**Task directions**
Quote the listing in full, exactly as given, minus any pictures.

**Records shown**

+ + + + +

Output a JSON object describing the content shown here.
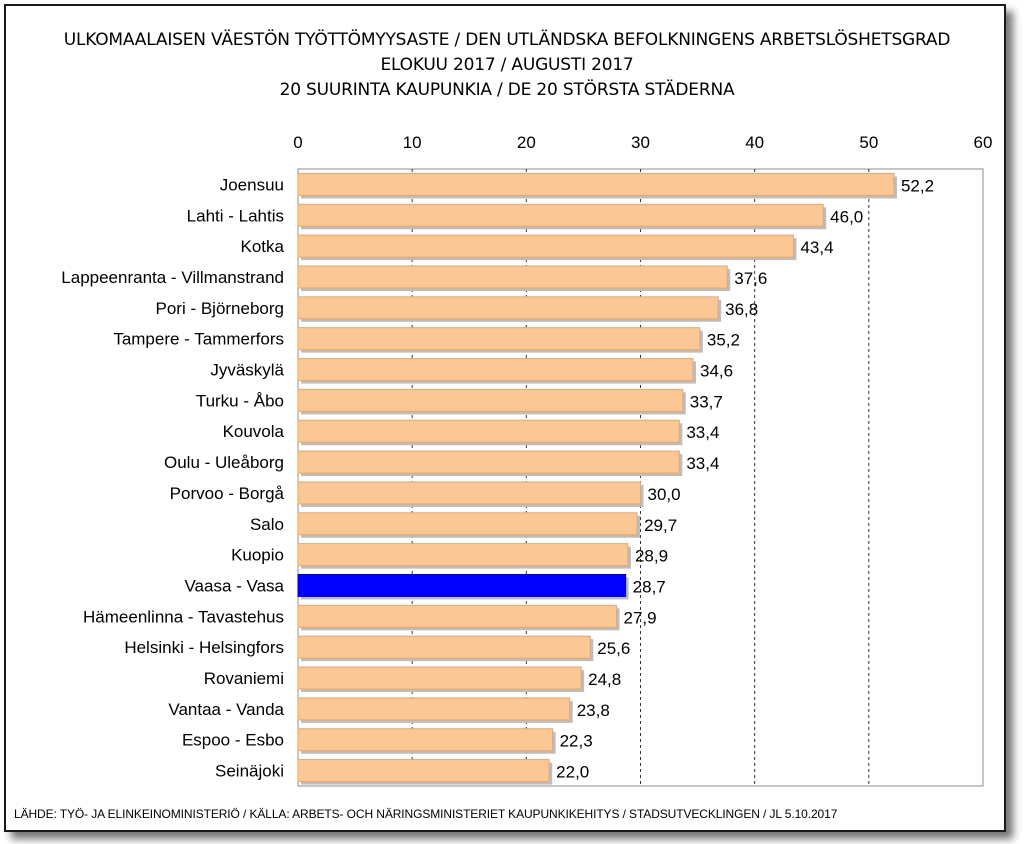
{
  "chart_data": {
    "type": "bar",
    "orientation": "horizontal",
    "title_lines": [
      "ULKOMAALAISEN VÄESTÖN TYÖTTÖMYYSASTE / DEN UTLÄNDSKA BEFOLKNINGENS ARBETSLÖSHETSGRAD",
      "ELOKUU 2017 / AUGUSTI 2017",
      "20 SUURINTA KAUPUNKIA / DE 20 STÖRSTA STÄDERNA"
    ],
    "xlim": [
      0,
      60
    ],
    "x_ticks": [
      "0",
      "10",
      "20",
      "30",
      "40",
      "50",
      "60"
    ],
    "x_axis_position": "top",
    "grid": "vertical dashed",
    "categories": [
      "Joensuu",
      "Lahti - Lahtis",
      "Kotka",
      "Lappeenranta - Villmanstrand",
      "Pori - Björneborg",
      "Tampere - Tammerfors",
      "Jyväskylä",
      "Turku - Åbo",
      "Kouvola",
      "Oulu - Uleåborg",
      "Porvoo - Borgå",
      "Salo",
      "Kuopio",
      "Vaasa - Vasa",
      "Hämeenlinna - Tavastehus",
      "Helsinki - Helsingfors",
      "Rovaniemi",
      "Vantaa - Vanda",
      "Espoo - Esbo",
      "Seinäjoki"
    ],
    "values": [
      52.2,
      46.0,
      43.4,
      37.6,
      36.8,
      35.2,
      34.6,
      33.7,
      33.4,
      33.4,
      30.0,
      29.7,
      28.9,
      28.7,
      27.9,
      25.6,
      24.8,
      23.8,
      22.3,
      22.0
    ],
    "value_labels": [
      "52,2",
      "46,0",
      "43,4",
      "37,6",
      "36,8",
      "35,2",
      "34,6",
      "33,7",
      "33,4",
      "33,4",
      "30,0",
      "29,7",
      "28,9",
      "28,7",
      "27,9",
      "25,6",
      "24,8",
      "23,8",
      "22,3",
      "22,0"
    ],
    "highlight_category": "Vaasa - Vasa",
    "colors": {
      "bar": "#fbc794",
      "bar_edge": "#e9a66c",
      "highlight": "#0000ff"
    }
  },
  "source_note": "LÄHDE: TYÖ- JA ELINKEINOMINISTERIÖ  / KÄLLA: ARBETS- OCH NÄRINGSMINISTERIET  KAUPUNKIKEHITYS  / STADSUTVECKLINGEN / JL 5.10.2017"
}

+ + + + +

**Answer to this exercise**
Output a JSON object describing the content shown here.
{
  "chart_data": {
    "type": "bar",
    "orientation": "horizontal",
    "title_lines": [
      "ULKOMAALAISEN VÄESTÖN TYÖTTÖMYYSASTE / DEN UTLÄNDSKA BEFOLKNINGENS ARBETSLÖSHETSGRAD",
      "ELOKUU 2017 / AUGUSTI 2017",
      "20 SUURINTA KAUPUNKIA / DE 20 STÖRSTA STÄDERNA"
    ],
    "xlim": [
      0,
      60
    ],
    "x_ticks": [
      "0",
      "10",
      "20",
      "30",
      "40",
      "50",
      "60"
    ],
    "x_axis_position": "top",
    "grid": "vertical dashed",
    "categories": [
      "Joensuu",
      "Lahti - Lahtis",
      "Kotka",
      "Lappeenranta - Villmanstrand",
      "Pori - Björneborg",
      "Tampere - Tammerfors",
      "Jyväskylä",
      "Turku - Åbo",
      "Kouvola",
      "Oulu - Uleåborg",
      "Porvoo - Borgå",
      "Salo",
      "Kuopio",
      "Vaasa - Vasa",
      "Hämeenlinna - Tavastehus",
      "Helsinki - Helsingfors",
      "Rovaniemi",
      "Vantaa - Vanda",
      "Espoo - Esbo",
      "Seinäjoki"
    ],
    "values": [
      52.2,
      46.0,
      43.4,
      37.6,
      36.8,
      35.2,
      34.6,
      33.7,
      33.4,
      33.4,
      30.0,
      29.7,
      28.9,
      28.7,
      27.9,
      25.6,
      24.8,
      23.8,
      22.3,
      22.0
    ],
    "value_labels": [
      "52,2",
      "46,0",
      "43,4",
      "37,6",
      "36,8",
      "35,2",
      "34,6",
      "33,7",
      "33,4",
      "33,4",
      "30,0",
      "29,7",
      "28,9",
      "28,7",
      "27,9",
      "25,6",
      "24,8",
      "23,8",
      "22,3",
      "22,0"
    ],
    "highlight_category": "Vaasa - Vasa",
    "colors": {
      "bar": "#fbc794",
      "bar_edge": "#e9a66c",
      "highlight": "#0000ff"
    }
  },
  "source_note": "LÄHDE: TYÖ- JA ELINKEINOMINISTERIÖ  / KÄLLA: ARBETS- OCH NÄRINGSMINISTERIET  KAUPUNKIKEHITYS  / STADSUTVECKLINGEN / JL 5.10.2017"
}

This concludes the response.